◆ Task details:
Search the data for the word "number". Reproduce every line where it is found.
# # #
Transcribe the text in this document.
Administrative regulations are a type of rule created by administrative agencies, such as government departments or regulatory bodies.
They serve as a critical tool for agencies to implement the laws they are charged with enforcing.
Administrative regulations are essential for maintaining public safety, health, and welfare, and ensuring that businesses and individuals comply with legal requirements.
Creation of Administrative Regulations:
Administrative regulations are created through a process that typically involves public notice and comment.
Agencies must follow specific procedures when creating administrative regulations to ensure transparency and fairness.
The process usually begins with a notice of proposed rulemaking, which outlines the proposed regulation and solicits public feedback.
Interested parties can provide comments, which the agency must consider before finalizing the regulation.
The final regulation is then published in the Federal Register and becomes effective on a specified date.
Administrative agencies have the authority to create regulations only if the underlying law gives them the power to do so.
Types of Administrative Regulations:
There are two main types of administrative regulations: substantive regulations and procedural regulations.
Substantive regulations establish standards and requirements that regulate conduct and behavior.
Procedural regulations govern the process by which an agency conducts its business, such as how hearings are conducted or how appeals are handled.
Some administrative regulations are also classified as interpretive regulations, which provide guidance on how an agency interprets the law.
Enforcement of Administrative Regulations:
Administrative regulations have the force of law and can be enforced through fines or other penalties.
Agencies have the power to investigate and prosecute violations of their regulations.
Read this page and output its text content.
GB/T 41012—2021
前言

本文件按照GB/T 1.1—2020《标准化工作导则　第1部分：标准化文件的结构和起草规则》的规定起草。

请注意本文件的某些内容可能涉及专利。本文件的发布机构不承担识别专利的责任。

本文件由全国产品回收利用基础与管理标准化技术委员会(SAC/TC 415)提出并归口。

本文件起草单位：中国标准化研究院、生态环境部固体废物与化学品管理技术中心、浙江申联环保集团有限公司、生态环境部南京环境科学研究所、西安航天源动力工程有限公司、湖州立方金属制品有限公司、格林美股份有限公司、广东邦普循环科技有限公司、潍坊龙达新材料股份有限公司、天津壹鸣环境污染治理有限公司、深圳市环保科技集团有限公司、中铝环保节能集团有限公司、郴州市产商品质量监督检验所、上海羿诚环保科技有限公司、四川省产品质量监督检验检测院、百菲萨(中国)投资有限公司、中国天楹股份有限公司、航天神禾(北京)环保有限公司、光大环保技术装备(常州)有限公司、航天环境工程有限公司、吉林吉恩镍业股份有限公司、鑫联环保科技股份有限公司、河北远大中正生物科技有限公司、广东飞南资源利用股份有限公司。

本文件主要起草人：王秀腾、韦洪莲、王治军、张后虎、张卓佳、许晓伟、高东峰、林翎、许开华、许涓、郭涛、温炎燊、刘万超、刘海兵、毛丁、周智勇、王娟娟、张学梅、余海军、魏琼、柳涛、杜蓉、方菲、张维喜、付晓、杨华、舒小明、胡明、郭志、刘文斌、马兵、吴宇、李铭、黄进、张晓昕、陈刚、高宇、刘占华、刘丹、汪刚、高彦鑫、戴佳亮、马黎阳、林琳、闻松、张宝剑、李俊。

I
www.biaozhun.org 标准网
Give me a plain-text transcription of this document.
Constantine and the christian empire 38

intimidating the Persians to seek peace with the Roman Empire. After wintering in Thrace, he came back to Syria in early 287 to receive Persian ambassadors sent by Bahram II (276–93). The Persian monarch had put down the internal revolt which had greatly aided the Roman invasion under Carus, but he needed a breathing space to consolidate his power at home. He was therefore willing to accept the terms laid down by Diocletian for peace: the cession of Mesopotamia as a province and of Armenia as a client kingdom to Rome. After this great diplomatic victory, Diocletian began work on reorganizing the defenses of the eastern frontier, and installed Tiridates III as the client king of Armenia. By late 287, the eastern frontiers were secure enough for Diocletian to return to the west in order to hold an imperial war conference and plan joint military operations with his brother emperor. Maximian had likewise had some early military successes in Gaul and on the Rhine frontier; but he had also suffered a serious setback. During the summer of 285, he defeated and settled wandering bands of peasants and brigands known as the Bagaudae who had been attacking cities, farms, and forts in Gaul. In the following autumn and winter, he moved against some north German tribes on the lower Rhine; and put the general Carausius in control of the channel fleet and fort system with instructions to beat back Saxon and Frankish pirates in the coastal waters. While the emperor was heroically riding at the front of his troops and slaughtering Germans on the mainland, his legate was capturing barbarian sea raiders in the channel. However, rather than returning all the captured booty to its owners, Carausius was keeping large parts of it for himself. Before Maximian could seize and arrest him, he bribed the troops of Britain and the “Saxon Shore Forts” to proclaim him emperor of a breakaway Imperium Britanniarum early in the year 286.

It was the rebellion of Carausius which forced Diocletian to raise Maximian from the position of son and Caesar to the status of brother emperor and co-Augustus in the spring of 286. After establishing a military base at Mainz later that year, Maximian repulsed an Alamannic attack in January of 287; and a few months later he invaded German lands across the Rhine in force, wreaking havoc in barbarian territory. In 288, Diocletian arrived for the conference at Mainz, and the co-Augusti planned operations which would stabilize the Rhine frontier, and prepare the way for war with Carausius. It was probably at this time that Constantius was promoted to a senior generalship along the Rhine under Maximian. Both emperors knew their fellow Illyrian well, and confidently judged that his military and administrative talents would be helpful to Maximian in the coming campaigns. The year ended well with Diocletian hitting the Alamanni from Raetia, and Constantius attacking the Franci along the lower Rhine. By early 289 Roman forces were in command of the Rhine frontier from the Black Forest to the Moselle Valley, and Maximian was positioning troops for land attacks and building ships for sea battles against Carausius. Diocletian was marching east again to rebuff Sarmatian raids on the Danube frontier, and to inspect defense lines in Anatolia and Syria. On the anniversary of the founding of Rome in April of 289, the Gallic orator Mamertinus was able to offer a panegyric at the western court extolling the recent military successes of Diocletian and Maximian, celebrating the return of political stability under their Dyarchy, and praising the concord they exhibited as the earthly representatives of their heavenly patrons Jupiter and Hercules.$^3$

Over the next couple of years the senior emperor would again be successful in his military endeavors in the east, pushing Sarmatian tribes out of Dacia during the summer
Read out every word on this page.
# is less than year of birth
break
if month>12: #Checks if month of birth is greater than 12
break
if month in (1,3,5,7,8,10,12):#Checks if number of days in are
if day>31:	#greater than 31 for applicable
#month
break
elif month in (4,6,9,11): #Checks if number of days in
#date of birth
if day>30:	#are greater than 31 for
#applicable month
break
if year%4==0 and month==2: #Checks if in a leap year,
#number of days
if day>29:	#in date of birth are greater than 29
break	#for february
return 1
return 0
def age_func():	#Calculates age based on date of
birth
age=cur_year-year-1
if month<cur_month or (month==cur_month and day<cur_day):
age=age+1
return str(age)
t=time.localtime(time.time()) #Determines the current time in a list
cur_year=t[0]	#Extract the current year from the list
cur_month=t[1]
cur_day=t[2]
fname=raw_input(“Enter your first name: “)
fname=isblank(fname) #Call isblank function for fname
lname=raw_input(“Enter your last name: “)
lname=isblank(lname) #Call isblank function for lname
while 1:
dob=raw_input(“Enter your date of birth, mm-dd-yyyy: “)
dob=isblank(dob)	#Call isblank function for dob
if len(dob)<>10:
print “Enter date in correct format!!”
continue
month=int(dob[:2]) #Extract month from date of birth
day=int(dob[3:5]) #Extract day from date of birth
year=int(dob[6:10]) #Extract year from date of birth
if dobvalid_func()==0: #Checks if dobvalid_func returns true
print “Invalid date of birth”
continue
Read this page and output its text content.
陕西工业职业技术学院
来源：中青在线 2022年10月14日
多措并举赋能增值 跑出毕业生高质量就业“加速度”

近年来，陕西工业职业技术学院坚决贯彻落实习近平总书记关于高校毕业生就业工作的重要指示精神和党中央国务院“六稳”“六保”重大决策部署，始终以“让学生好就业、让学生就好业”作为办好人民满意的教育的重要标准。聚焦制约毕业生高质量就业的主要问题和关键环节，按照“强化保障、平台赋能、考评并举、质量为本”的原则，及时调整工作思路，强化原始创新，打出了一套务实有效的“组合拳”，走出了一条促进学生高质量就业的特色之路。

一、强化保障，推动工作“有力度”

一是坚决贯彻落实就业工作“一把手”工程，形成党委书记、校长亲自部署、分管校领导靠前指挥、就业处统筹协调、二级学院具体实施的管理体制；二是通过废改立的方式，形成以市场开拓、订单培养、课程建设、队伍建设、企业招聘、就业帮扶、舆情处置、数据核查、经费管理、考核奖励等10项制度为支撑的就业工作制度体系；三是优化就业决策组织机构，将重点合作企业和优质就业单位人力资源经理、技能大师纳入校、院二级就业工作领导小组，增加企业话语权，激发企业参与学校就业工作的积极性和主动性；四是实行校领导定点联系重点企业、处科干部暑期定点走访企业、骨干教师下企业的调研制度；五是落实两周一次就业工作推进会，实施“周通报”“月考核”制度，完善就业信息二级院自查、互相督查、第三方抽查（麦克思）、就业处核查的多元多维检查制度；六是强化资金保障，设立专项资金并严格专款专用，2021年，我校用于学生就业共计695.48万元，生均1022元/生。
# # #
◆ Answer to this problem:
if month in (1,3,5,7,8,10,12):#Checks if number of days in are
elif month in (4,6,9,11): #Checks if number of days in
#number of days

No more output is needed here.